§ **Exercise details**
Find and return each line containing "kalpa".

─── Input ───

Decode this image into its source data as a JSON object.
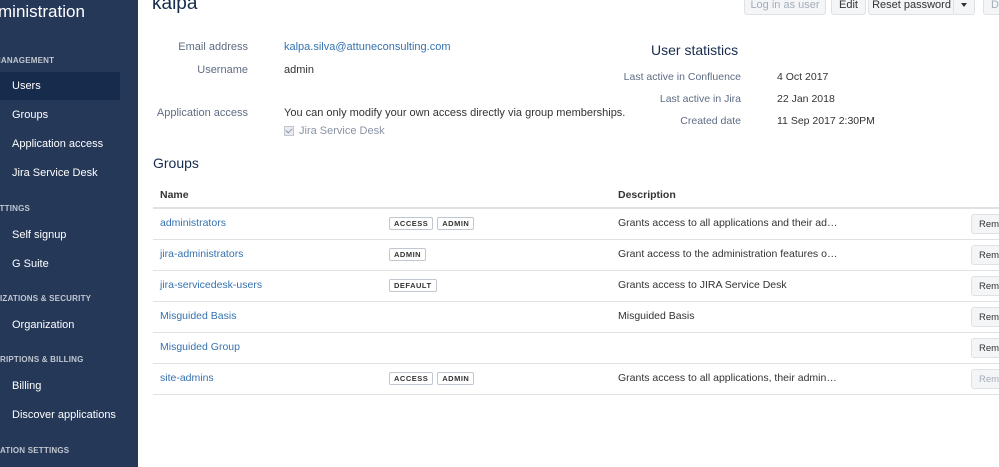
{
  "sidebar": {
    "title": "ministration",
    "sections": [
      {
        "label": "MANAGEMENT"
      },
      {
        "label": "ETTINGS"
      },
      {
        "label": "NIZATIONS & SECURITY"
      },
      {
        "label": "CRIPTIONS & BILLING"
      },
      {
        "label": "CATION SETTINGS"
      }
    ],
    "items": [
      {
        "label": "Users",
        "active": true
      },
      {
        "label": "Groups"
      },
      {
        "label": "Application access"
      },
      {
        "label": "Jira Service Desk"
      },
      {
        "label": "Self signup"
      },
      {
        "label": "G Suite"
      },
      {
        "label": "Organization"
      },
      {
        "label": "Billing"
      },
      {
        "label": "Discover applications"
      }
    ]
  },
  "header": {
    "title": "kalpa",
    "buttons": {
      "login_as_user": "Log in as user",
      "edit": "Edit",
      "reset_password": "Reset password",
      "delete": "D"
    }
  },
  "details": {
    "email_label": "Email address",
    "email_value": "kalpa.silva@attuneconsulting.com",
    "username_label": "Username",
    "username_value": "admin",
    "app_access_label": "Application access",
    "app_access_text": "You can only modify your own access directly via group memberships.",
    "app_access_checkbox": "Jira Service Desk"
  },
  "stats": {
    "title": "User statistics",
    "rows": [
      {
        "label": "Last active in Confluence",
        "value": "4 Oct 2017"
      },
      {
        "label": "Last active in Jira",
        "value": "22 Jan 2018"
      },
      {
        "label": "Created date",
        "value": "11 Sep 2017 2:30PM"
      }
    ]
  },
  "groups": {
    "title": "Groups",
    "col_name": "Name",
    "col_description": "Description",
    "remove_label": "Remove",
    "rows": [
      {
        "name": "administrators",
        "badges": [
          "ACCESS",
          "ADMIN"
        ],
        "description": "Grants access to all applications and their ad…",
        "remove_disabled": false
      },
      {
        "name": "jira-administrators",
        "badges": [
          "ADMIN"
        ],
        "description": "Grant access to the administration features o…",
        "remove_disabled": false
      },
      {
        "name": "jira-servicedesk-users",
        "badges": [
          "DEFAULT"
        ],
        "description": "Grants access to JIRA Service Desk",
        "remove_disabled": false
      },
      {
        "name": "Misguided Basis",
        "badges": [],
        "description": "Misguided Basis",
        "remove_disabled": false
      },
      {
        "name": "Misguided Group",
        "badges": [],
        "description": "",
        "remove_disabled": false
      },
      {
        "name": "site-admins",
        "badges": [
          "ACCESS",
          "ADMIN"
        ],
        "description": "Grants access to all applications, their admin…",
        "remove_disabled": true
      }
    ]
  }
}
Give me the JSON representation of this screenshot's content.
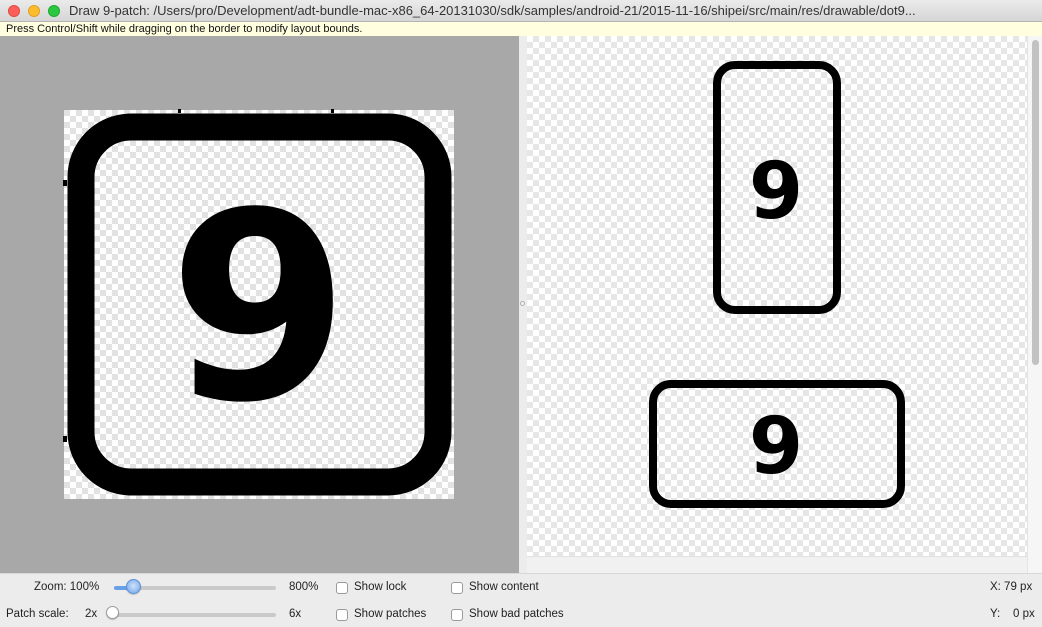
{
  "window": {
    "title": "Draw 9-patch: /Users/pro/Development/adt-bundle-mac-x86_64-20131030/sdk/samples/android-21/2015-11-16/shipei/src/main/res/drawable/dot9..."
  },
  "hint": "Press Control/Shift while dragging on the border to modify layout bounds.",
  "editor": {
    "glyph": "9"
  },
  "preview": {
    "vertical_glyph": "9",
    "horizontal_glyph": "9"
  },
  "controls": {
    "zoom_label": "Zoom: 100%",
    "zoom_max": "800%",
    "zoom_level": 0.02,
    "patch_scale_label": "Patch scale:",
    "patch_scale_min": "2x",
    "patch_scale_max": "6x",
    "patch_scale_level": 0.0,
    "show_lock": {
      "label": "Show lock",
      "checked": false
    },
    "show_content": {
      "label": "Show content",
      "checked": false
    },
    "show_patches": {
      "label": "Show patches",
      "checked": false
    },
    "show_bad_patches": {
      "label": "Show bad patches",
      "checked": false
    },
    "x_readout": "X: 79 px",
    "y_readout": "Y:    0 px"
  },
  "colors": {
    "editor_background": "#a8a8a8",
    "checker_light": "#ffffff",
    "checker_dark": "#e6e6e6",
    "ink": "#000000",
    "slider_accent": "#6aa0e8"
  },
  "icons": [
    "close-window-icon",
    "minimize-window-icon",
    "maximize-window-icon",
    "checkbox-icon",
    "slider-knob-icon"
  ]
}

───

§ **Expected answer**
    "title": "kalpa",
    "email_value": "kalpa.silva@attuneconsulting.com",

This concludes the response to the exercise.